What is required
Reply with one number: how many lines contain the word "spichlerz".

-- START OF Records for the exercise --

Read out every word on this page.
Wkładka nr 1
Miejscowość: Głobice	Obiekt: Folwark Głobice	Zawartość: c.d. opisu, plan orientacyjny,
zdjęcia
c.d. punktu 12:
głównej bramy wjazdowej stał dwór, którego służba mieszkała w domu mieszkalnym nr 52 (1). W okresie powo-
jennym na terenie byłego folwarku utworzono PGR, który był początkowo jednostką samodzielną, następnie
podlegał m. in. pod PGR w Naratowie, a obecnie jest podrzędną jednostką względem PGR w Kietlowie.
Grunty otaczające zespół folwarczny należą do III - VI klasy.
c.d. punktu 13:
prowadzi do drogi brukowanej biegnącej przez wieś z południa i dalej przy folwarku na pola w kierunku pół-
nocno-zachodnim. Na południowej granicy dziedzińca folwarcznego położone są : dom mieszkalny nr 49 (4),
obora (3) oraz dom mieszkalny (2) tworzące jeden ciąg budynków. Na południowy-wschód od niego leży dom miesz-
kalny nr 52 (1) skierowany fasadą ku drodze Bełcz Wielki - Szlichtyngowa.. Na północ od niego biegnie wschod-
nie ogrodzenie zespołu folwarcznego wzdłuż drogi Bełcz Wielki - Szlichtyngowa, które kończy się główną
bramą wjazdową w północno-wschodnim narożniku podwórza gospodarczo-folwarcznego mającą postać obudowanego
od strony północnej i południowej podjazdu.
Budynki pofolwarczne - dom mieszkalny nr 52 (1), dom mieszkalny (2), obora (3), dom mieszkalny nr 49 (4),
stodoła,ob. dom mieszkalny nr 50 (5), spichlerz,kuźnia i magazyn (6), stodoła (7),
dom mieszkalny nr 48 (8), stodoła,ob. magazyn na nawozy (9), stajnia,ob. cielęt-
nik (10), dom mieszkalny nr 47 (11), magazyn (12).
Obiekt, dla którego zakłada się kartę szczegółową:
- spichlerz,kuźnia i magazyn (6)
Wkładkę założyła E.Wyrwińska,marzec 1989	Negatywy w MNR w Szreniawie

-- END OF Records for the exercise --

Expected output
2